## TO DO
An exact copy of every record is needed.

╭─ RECORDS TO USE

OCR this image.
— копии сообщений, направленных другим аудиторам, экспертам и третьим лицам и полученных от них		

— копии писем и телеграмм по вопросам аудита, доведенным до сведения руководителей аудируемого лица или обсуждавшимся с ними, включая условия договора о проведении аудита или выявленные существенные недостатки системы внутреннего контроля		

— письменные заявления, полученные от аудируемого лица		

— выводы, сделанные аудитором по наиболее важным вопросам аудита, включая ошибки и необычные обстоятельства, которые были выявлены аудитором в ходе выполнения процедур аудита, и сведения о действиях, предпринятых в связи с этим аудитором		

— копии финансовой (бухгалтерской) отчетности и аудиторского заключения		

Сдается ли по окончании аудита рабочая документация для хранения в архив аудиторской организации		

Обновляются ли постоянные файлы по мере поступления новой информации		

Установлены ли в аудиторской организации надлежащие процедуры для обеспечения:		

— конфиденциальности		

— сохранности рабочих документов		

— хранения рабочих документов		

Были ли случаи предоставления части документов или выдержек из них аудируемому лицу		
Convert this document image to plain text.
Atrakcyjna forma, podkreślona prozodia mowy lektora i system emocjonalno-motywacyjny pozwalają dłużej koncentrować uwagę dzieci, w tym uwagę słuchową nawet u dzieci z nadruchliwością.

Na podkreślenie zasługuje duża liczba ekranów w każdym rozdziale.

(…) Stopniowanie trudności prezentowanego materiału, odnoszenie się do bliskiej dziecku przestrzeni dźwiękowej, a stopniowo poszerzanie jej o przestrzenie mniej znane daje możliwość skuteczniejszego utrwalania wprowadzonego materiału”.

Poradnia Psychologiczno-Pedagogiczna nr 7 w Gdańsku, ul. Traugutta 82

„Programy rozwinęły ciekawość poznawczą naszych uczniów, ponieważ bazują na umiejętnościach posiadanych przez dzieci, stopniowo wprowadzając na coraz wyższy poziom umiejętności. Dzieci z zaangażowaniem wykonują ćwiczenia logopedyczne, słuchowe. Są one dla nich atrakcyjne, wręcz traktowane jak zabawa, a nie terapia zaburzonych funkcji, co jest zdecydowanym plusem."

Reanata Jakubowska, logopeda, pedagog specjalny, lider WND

╰─

## WRITTEN ANSWER
OCR this image.
— копии сообщений, направленных другим аудиторам, экспертам и третьим лицам и полученных от них		

— копии писем и телеграмм по вопросам аудита, доведенным до сведения руководителей аудируемого лица или обсуждавшимся с ними, включая условия договора о проведении аудита или выявленные существенные недостатки системы внутреннего контроля		

— письменные заявления, полученные от аудируемого лица		

— выводы, сделанные аудитором по наиболее важным вопросам аудита, включая ошибки и необычные обстоятельства, которые были выявлены аудитором в ходе выполнения процедур аудита, и сведения о действиях, предпринятых в связи с этим аудитором		

— копии финансовой (бухгалтерской) отчетности и аудиторского заключения		

Сдается ли по окончании аудита рабочая документация для хранения в архив аудиторской организации		

Обновляются ли постоянные файлы по мере поступления новой информации		

Установлены ли в аудиторской организации надлежащие процедуры для обеспечения:		

— конфиденциальности		

— сохранности рабочих документов		

— хранения рабочих документов		

Были ли случаи предоставления части документов или выдержек из них аудируемому лицу		
Convert this document image to plain text.
Atrakcyjna forma, podkreślona prozodia mowy lektora i system emocjonalno-motywacyjny pozwalają dłużej koncentrować uwagę dzieci, w tym uwagę słuchową nawet u dzieci z nadruchliwością.

Na podkreślenie zasługuje duża liczba ekranów w każdym rozdziale.

(…) Stopniowanie trudności prezentowanego materiału, odnoszenie się do bliskiej dziecku przestrzeni dźwiękowej, a stopniowo poszerzanie jej o przestrzenie mniej znane daje możliwość skuteczniejszego utrwalania wprowadzonego materiału”.

Poradnia Psychologiczno-Pedagogiczna nr 7 w Gdańsku, ul. Traugutta 82

„Programy rozwinęły ciekawość poznawczą naszych uczniów, ponieważ bazują na umiejętnościach posiadanych przez dzieci, stopniowo wprowadzając na coraz wyższy poziom umiejętności. Dzieci z zaangażowaniem wykonują ćwiczenia logopedyczne, słuchowe. Są one dla nich atrakcyjne, wręcz traktowane jak zabawa, a nie terapia zaburzonych funkcji, co jest zdecydowanym plusem."

Reanata Jakubowska, logopeda, pedagog specjalny, lider WND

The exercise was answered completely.